[Annotated element listings]
===

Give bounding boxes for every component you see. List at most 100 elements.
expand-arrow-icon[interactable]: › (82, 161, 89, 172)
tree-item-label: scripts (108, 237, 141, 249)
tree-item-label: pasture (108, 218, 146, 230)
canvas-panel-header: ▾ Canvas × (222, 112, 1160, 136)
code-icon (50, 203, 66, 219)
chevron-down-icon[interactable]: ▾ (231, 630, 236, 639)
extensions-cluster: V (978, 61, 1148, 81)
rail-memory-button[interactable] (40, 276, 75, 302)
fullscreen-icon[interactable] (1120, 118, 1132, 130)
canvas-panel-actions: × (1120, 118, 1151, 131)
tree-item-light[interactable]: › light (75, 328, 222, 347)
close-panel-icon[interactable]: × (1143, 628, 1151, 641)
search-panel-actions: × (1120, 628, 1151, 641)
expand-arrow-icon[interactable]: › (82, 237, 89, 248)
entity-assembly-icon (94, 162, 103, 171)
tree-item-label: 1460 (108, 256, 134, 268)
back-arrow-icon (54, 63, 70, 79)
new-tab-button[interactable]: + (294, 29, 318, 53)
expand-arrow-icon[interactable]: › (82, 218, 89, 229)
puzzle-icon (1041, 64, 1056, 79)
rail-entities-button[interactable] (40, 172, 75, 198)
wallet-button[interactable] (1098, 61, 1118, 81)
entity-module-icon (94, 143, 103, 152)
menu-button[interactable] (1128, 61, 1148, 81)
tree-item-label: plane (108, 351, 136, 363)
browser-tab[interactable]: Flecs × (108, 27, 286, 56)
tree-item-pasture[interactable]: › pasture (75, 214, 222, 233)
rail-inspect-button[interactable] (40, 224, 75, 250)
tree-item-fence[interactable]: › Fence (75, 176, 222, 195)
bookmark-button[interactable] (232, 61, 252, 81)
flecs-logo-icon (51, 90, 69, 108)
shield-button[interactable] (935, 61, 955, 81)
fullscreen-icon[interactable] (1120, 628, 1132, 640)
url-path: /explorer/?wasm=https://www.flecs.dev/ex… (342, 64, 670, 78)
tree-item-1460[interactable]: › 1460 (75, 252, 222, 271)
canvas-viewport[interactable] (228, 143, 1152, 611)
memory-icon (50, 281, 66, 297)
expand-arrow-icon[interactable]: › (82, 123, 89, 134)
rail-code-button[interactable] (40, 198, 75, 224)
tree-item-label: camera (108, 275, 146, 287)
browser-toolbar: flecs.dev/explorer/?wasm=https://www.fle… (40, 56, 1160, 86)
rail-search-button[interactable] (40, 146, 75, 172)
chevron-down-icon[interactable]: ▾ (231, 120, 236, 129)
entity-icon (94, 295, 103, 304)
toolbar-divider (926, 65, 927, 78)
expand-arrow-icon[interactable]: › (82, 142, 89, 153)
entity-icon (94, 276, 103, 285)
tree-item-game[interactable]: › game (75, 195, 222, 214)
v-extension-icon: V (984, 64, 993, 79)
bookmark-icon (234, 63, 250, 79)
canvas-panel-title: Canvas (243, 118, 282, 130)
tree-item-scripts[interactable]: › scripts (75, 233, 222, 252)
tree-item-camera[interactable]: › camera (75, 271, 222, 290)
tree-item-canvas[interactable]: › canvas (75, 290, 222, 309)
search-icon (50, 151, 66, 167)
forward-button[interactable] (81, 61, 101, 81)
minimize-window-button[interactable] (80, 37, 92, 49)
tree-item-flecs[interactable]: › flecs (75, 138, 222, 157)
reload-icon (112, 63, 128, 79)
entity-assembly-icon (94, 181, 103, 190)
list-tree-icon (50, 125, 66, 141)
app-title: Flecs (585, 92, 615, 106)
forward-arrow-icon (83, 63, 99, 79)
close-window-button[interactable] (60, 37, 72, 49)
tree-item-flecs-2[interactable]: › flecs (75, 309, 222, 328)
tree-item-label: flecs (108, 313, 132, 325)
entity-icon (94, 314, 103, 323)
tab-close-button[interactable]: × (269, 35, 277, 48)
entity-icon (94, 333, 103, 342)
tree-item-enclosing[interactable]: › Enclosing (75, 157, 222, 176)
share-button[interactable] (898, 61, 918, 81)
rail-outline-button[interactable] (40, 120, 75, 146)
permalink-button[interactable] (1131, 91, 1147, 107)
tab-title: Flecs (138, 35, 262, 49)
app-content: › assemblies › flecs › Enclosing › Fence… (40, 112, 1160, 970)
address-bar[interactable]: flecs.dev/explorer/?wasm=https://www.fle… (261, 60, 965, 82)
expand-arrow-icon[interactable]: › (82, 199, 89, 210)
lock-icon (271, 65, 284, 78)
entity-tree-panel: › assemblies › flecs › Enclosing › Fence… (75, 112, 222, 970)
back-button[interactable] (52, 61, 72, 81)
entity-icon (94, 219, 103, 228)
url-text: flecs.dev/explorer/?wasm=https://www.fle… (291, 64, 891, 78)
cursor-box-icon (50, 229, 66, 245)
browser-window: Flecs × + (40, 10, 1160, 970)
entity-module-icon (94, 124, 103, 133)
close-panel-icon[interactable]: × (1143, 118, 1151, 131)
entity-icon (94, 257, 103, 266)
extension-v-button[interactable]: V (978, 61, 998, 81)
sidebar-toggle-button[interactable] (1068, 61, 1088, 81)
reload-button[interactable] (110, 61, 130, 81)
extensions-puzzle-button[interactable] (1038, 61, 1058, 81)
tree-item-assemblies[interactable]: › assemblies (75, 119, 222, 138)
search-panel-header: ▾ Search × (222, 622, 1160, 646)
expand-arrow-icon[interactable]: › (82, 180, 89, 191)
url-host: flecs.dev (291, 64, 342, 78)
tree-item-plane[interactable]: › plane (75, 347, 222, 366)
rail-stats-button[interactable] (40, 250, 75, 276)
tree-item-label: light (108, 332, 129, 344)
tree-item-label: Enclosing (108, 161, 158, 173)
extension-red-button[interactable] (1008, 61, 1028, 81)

===

Task requirements – Copy the items above word for word, starting at the very first line and ending at the line that contains "new-tab-button[interactable]: + (294, 29, 318, 53)", with both of those lines included.

Exercise response –
Give bounding boxes for every component you see. List at most 100 elements.
expand-arrow-icon[interactable]: › (82, 161, 89, 172)
tree-item-label: scripts (108, 237, 141, 249)
tree-item-label: pasture (108, 218, 146, 230)
canvas-panel-header: ▾ Canvas × (222, 112, 1160, 136)
code-icon (50, 203, 66, 219)
chevron-down-icon[interactable]: ▾ (231, 630, 236, 639)
extensions-cluster: V (978, 61, 1148, 81)
rail-memory-button[interactable] (40, 276, 75, 302)
fullscreen-icon[interactable] (1120, 118, 1132, 130)
canvas-panel-actions: × (1120, 118, 1151, 131)
tree-item-light[interactable]: › light (75, 328, 222, 347)
close-panel-icon[interactable]: × (1143, 628, 1151, 641)
search-panel-actions: × (1120, 628, 1151, 641)
expand-arrow-icon[interactable]: › (82, 237, 89, 248)
entity-assembly-icon (94, 162, 103, 171)
tree-item-label: 1460 (108, 256, 134, 268)
back-arrow-icon (54, 63, 70, 79)
new-tab-button[interactable]: + (294, 29, 318, 53)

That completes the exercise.